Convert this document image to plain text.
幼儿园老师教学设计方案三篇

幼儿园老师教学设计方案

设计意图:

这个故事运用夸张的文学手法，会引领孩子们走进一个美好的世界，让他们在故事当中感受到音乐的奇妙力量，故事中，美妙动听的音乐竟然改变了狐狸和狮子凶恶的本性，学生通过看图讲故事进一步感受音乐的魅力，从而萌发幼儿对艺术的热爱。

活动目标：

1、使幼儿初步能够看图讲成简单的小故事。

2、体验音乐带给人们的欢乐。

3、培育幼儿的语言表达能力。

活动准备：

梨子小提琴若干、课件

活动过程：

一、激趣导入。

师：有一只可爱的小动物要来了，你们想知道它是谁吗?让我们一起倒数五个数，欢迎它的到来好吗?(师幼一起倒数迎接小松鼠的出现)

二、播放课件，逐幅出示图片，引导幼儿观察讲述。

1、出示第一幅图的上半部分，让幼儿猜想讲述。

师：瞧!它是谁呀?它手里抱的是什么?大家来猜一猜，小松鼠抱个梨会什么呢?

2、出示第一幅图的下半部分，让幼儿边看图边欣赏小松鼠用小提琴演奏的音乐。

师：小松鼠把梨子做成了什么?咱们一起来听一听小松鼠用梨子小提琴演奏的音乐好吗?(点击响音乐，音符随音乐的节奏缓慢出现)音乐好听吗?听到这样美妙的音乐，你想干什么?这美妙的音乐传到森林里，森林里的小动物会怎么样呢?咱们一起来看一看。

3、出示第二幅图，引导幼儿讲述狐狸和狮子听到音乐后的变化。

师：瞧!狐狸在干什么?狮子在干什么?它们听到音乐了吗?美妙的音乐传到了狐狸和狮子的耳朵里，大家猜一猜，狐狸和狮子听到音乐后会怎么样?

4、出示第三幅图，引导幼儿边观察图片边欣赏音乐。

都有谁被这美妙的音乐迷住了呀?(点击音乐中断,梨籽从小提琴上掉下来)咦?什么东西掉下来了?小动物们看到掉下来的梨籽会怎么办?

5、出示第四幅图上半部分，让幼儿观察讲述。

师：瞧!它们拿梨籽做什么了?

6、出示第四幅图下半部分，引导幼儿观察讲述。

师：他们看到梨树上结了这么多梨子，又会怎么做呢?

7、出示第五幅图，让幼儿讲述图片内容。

» What is asked: Exactly as shown, repeat every record.

» Exercise solution:
Convert this document image to plain text.
幼儿园老师教学设计方案三篇

幼儿园老师教学设计方案

设计意图:

这个故事运用夸张的文学手法，会引领孩子们走进一个美好的世界，让他们在故事当中感受到音乐的奇妙力量，故事中，美妙动听的音乐竟然改变了狐狸和狮子凶恶的本性，学生通过看图讲故事进一步感受音乐的魅力，从而萌发幼儿对艺术的热爱。

活动目标：

1、使幼儿初步能够看图讲成简单的小故事。

2、体验音乐带给人们的欢乐。

3、培育幼儿的语言表达能力。

活动准备：

梨子小提琴若干、课件

活动过程：

一、激趣导入。

师：有一只可爱的小动物要来了，你们想知道它是谁吗?让我们一起倒数五个数，欢迎它的到来好吗?(师幼一起倒数迎接小松鼠的出现)

二、播放课件，逐幅出示图片，引导幼儿观察讲述。

1、出示第一幅图的上半部分，让幼儿猜想讲述。

师：瞧!它是谁呀?它手里抱的是什么?大家来猜一猜，小松鼠抱个梨会什么呢?

2、出示第一幅图的下半部分，让幼儿边看图边欣赏小松鼠用小提琴演奏的音乐。

师：小松鼠把梨子做成了什么?咱们一起来听一听小松鼠用梨子小提琴演奏的音乐好吗?(点击响音乐，音符随音乐的节奏缓慢出现)音乐好听吗?听到这样美妙的音乐，你想干什么?这美妙的音乐传到森林里，森林里的小动物会怎么样呢?咱们一起来看一看。

3、出示第二幅图，引导幼儿讲述狐狸和狮子听到音乐后的变化。

师：瞧!狐狸在干什么?狮子在干什么?它们听到音乐了吗?美妙的音乐传到了狐狸和狮子的耳朵里，大家猜一猜，狐狸和狮子听到音乐后会怎么样?

4、出示第三幅图，引导幼儿边观察图片边欣赏音乐。

都有谁被这美妙的音乐迷住了呀?(点击音乐中断,梨籽从小提琴上掉下来)咦?什么东西掉下来了?小动物们看到掉下来的梨籽会怎么办?

5、出示第四幅图上半部分，让幼儿观察讲述。

师：瞧!它们拿梨籽做什么了?

6、出示第四幅图下半部分，引导幼儿观察讲述。

师：他们看到梨树上结了这么多梨子，又会怎么做呢?

7、出示第五幅图，让幼儿讲述图片内容。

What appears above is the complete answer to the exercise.